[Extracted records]
=-=-=-=-=

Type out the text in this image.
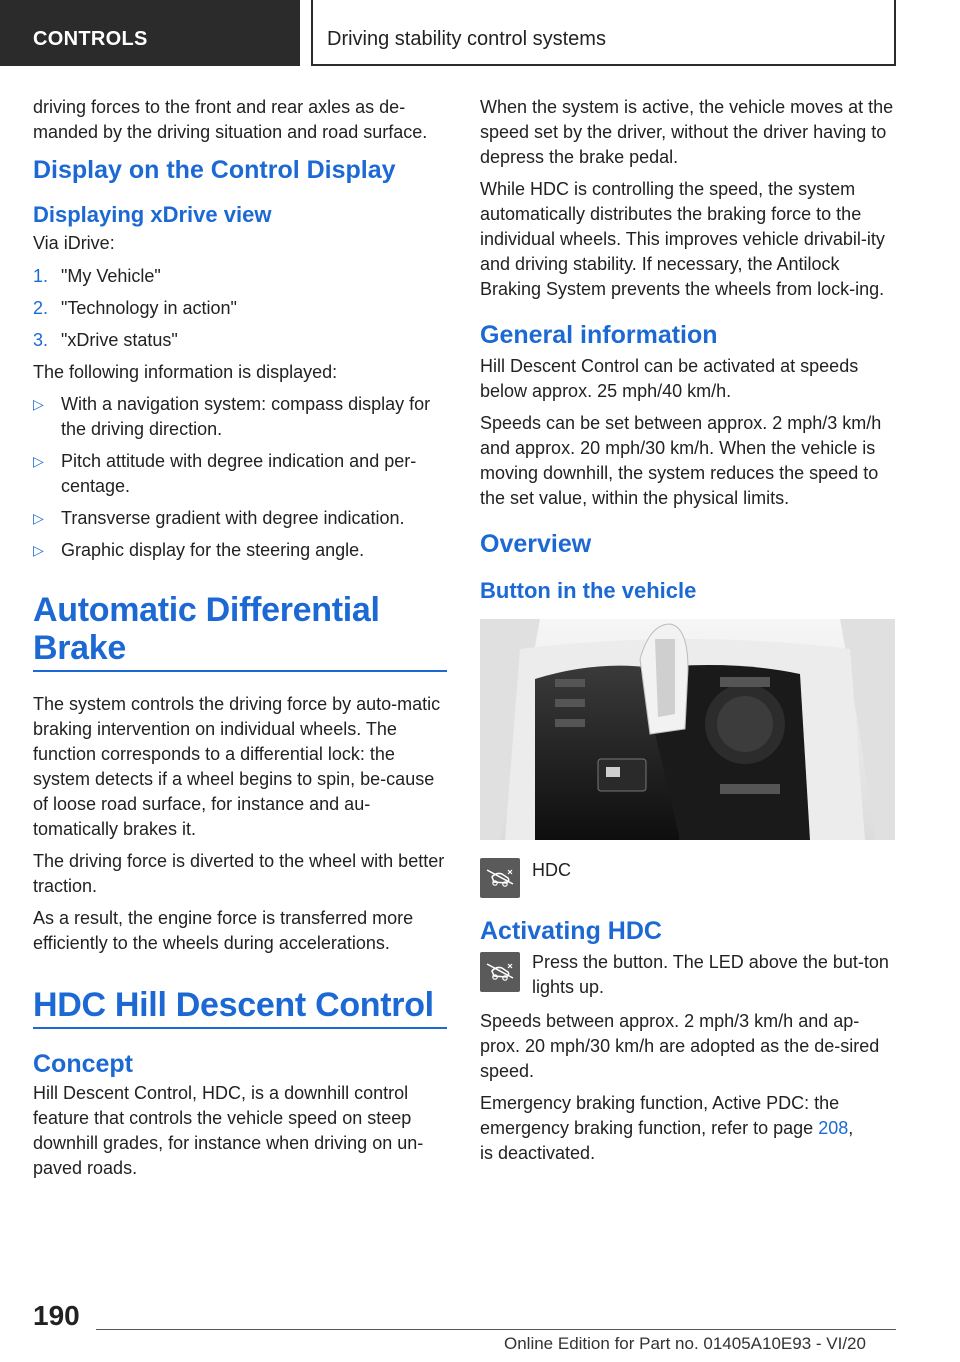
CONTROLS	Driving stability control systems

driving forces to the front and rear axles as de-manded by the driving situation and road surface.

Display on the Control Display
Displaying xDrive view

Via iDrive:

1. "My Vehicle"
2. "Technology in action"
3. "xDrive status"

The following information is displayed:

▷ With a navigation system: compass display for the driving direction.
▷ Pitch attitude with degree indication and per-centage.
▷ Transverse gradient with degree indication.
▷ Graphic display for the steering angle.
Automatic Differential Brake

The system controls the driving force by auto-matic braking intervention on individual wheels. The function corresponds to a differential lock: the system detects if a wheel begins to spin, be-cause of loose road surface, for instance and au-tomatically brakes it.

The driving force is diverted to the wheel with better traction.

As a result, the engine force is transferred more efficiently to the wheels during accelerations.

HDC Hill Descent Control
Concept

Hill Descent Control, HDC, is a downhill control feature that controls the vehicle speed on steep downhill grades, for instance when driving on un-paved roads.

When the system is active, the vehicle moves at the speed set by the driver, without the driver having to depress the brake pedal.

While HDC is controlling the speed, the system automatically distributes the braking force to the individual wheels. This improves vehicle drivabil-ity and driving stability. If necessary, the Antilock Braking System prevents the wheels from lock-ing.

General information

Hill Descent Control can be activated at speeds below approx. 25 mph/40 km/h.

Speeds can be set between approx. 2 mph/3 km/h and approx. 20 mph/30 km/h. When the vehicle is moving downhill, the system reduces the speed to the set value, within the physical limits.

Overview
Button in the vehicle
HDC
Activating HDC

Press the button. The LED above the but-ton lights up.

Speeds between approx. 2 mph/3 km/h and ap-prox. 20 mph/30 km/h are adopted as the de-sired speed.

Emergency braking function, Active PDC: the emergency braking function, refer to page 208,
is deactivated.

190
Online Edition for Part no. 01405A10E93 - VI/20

=-=-=-=-=

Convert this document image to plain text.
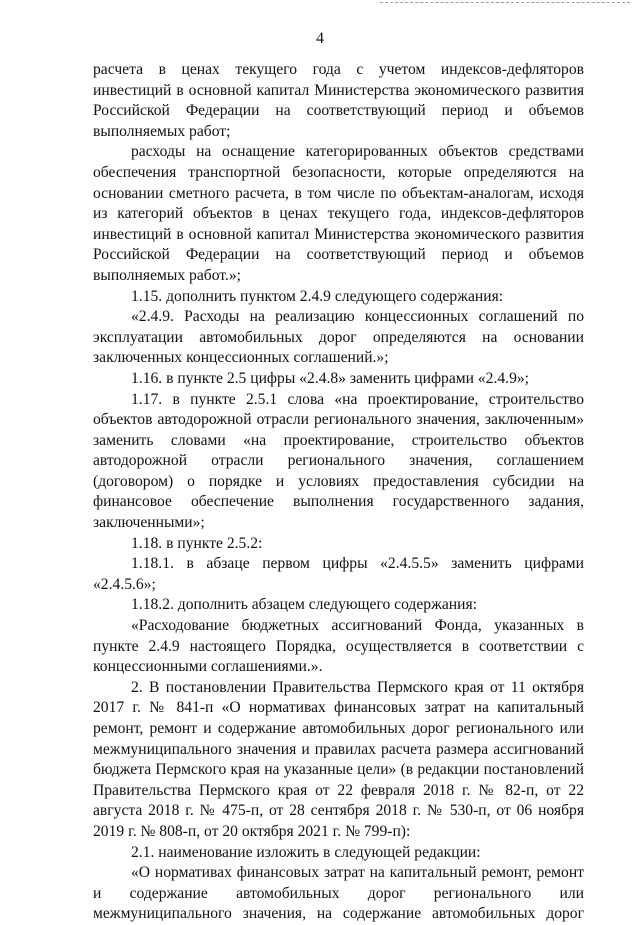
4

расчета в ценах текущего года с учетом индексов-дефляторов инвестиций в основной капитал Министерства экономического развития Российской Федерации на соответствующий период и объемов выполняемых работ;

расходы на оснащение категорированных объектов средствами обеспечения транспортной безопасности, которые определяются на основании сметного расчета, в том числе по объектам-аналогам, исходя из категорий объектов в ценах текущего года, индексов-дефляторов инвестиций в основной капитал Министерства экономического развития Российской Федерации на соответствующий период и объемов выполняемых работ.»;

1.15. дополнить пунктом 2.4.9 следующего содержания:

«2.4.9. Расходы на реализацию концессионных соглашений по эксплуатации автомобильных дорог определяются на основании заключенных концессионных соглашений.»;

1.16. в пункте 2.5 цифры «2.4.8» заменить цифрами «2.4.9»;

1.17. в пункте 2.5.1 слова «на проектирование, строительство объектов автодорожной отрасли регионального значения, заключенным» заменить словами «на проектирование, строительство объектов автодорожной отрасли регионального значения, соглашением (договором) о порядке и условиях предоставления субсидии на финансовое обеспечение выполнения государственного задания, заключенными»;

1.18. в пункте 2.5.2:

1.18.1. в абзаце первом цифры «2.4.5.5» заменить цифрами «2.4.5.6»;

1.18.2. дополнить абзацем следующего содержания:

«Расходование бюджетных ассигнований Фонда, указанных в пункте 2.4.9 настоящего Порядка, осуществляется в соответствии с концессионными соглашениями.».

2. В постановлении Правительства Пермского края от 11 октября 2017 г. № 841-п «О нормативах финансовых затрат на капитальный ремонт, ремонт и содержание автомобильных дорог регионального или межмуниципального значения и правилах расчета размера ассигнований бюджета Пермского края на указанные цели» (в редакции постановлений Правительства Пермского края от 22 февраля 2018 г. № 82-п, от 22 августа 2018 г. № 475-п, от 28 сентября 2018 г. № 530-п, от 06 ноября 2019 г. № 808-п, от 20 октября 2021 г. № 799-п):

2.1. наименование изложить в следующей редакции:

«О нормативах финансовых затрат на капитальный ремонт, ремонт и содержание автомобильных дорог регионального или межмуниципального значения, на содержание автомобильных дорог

=-=-=-=-=

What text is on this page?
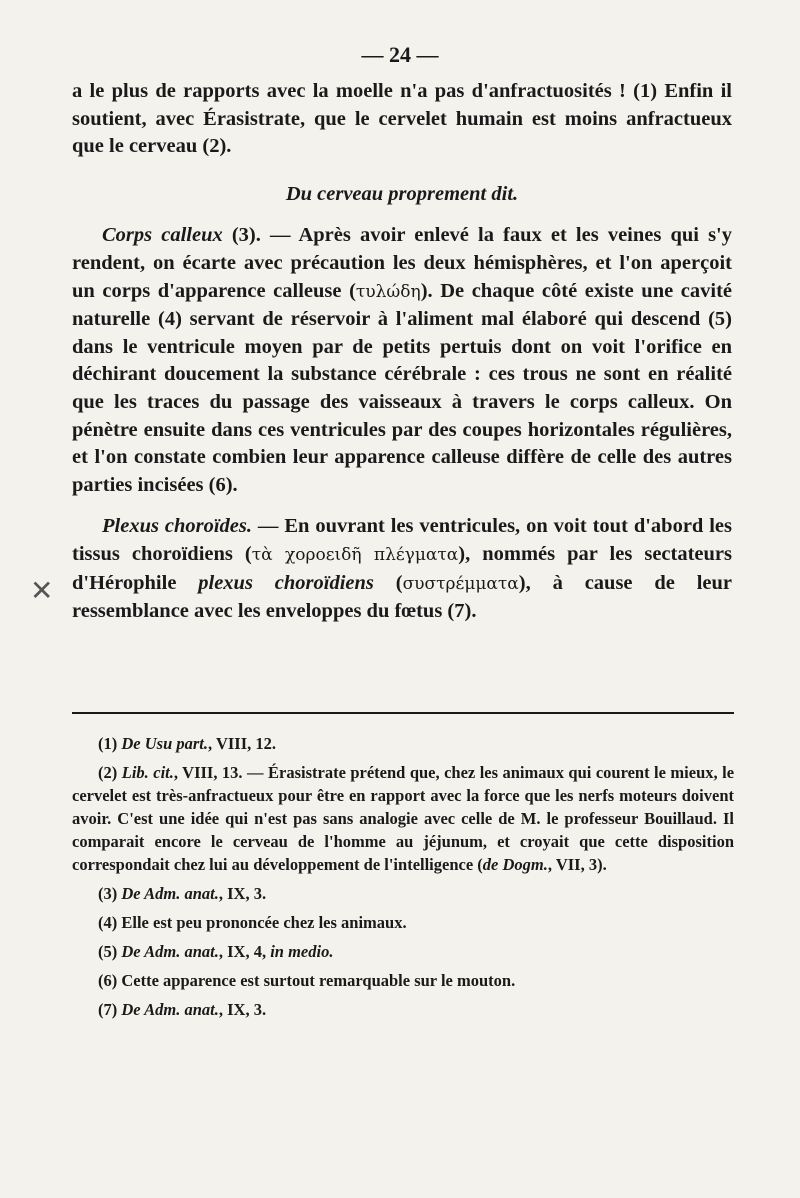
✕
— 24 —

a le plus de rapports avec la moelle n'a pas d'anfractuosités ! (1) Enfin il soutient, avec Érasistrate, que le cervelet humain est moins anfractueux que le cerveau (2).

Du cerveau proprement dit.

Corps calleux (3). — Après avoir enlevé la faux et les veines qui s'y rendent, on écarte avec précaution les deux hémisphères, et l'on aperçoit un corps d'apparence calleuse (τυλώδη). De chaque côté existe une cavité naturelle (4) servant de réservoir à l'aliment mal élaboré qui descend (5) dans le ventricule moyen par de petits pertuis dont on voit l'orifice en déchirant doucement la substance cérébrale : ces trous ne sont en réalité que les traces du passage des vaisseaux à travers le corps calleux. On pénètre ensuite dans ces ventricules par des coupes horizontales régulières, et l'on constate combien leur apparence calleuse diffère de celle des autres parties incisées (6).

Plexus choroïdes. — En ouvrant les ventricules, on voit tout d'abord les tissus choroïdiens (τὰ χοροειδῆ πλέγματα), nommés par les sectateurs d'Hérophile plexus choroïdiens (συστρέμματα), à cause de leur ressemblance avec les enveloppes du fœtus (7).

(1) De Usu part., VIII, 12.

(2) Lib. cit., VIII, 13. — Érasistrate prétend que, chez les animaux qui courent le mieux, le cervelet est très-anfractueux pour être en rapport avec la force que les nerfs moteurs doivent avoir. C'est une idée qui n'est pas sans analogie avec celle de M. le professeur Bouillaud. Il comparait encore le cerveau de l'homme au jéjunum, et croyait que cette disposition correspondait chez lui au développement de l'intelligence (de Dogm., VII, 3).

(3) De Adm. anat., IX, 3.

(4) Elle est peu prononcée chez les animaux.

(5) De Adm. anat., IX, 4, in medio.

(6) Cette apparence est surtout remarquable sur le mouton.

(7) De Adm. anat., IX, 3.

=-=-=-=-=

From the records above, copy every line that holds the word "инвестиций".

_Exercise result_
расчета в ценах текущего года с учетом индексов-дефляторов инвестиций в основной капитал Министерства экономического развития Российской Федерации на соответствующий период и объемов выполняемых работ;
расходы на оснащение категорированных объектов средствами обеспечения транспортной безопасности, которые определяются на основании сметного расчета, в том числе по объектам-аналогам, исходя из категорий объектов в ценах текущего года, индексов-дефляторов инвестиций в основной капитал Министерства экономического развития Российской Федерации на соответствующий период и объемов выполняемых работ.»;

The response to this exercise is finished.